Exercise task:
Output every line of the material exactly, omitting images.

Records for the task:
Begin

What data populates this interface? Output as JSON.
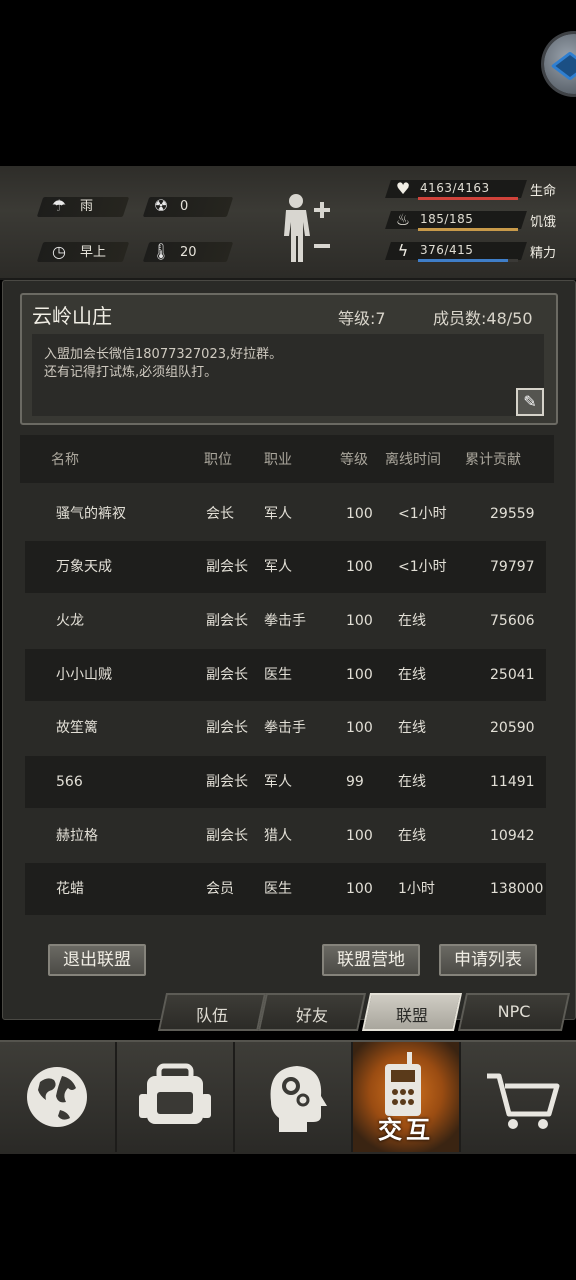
{
  "status": {
    "weather": "雨",
    "radiation": "0",
    "time_of_day": "早上",
    "temperature": "20",
    "bars": [
      {
        "value": "4163/4163",
        "label": "生命",
        "color": "#d0433b",
        "fraction": 1.0
      },
      {
        "value": "185/185",
        "label": "饥饿",
        "color": "#c89a4a",
        "fraction": 1.0
      },
      {
        "value": "376/415",
        "label": "精力",
        "color": "#3f7ec8",
        "fraction": 0.906
      }
    ],
    "icons": {
      "weather": "rain-cloud-icon",
      "radiation": "radiation-icon",
      "time": "clock-icon",
      "temperature": "thermometer-icon",
      "body": "body-status-icon"
    }
  },
  "guild": {
    "name": "云岭山庄",
    "level": "等级:7",
    "members": "成员数:48/50",
    "notice_line1": "入盟加会长微信18077327023,好拉群。",
    "notice_line2": "还有记得打试炼,必须组队打。"
  },
  "table": {
    "headers": [
      "名称",
      "职位",
      "职业",
      "等级",
      "离线时间",
      "累计贡献"
    ],
    "rows": [
      [
        "骚气的裤衩",
        "会长",
        "军人",
        "100",
        "<1小时",
        "29559"
      ],
      [
        "万象天成",
        "副会长",
        "军人",
        "100",
        "<1小时",
        "79797"
      ],
      [
        "火龙",
        "副会长",
        "拳击手",
        "100",
        "在线",
        "75606"
      ],
      [
        "小小山贼",
        "副会长",
        "医生",
        "100",
        "在线",
        "25041"
      ],
      [
        "故笙篱",
        "副会长",
        "拳击手",
        "100",
        "在线",
        "20590"
      ],
      [
        "566",
        "副会长",
        "军人",
        "99",
        "在线",
        "11491"
      ],
      [
        "赫拉格",
        "副会长",
        "猎人",
        "100",
        "在线",
        "10942"
      ],
      [
        "花蜡",
        "会员",
        "医生",
        "100",
        "1小时",
        "138000"
      ]
    ]
  },
  "buttons": {
    "quit": "退出联盟",
    "camp": "联盟营地",
    "apply_list": "申请列表"
  },
  "subtabs": [
    "队伍",
    "好友",
    "联盟",
    "NPC"
  ],
  "nav": {
    "interact_label": "交互",
    "items": [
      "world-map-icon",
      "backpack-icon",
      "skills-head-icon",
      "interact-radio-icon",
      "shop-cart-icon"
    ]
  }
}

End

Written response:
What data populates this interface? Output as JSON.
{
  "status": {
    "weather": "雨",
    "radiation": "0",
    "time_of_day": "早上",
    "temperature": "20",
    "bars": [
      {
        "value": "4163/4163",
        "label": "生命",
        "color": "#d0433b",
        "fraction": 1.0
      },
      {
        "value": "185/185",
        "label": "饥饿",
        "color": "#c89a4a",
        "fraction": 1.0
      },
      {
        "value": "376/415",
        "label": "精力",
        "color": "#3f7ec8",
        "fraction": 0.906
      }
    ],
    "icons": {
      "weather": "rain-cloud-icon",
      "radiation": "radiation-icon",
      "time": "clock-icon",
      "temperature": "thermometer-icon",
      "body": "body-status-icon"
    }
  },
  "guild": {
    "name": "云岭山庄",
    "level": "等级:7",
    "members": "成员数:48/50",
    "notice_line1": "入盟加会长微信18077327023,好拉群。",
    "notice_line2": "还有记得打试炼,必须组队打。"
  },
  "table": {
    "headers": [
      "名称",
      "职位",
      "职业",
      "等级",
      "离线时间",
      "累计贡献"
    ],
    "rows": [
      [
        "骚气的裤衩",
        "会长",
        "军人",
        "100",
        "<1小时",
        "29559"
      ],
      [
        "万象天成",
        "副会长",
        "军人",
        "100",
        "<1小时",
        "79797"
      ],
      [
        "火龙",
        "副会长",
        "拳击手",
        "100",
        "在线",
        "75606"
      ],
      [
        "小小山贼",
        "副会长",
        "医生",
        "100",
        "在线",
        "25041"
      ],
      [
        "故笙篱",
        "副会长",
        "拳击手",
        "100",
        "在线",
        "20590"
      ],
      [
        "566",
        "副会长",
        "军人",
        "99",
        "在线",
        "11491"
      ],
      [
        "赫拉格",
        "副会长",
        "猎人",
        "100",
        "在线",
        "10942"
      ],
      [
        "花蜡",
        "会员",
        "医生",
        "100",
        "1小时",
        "138000"
      ]
    ]
  },
  "buttons": {
    "quit": "退出联盟",
    "camp": "联盟营地",
    "apply_list": "申请列表"
  },
  "subtabs": [
    "队伍",
    "好友",
    "联盟",
    "NPC"
  ],
  "nav": {
    "interact_label": "交互",
    "items": [
      "world-map-icon",
      "backpack-icon",
      "skills-head-icon",
      "interact-radio-icon",
      "shop-cart-icon"
    ]
  }
}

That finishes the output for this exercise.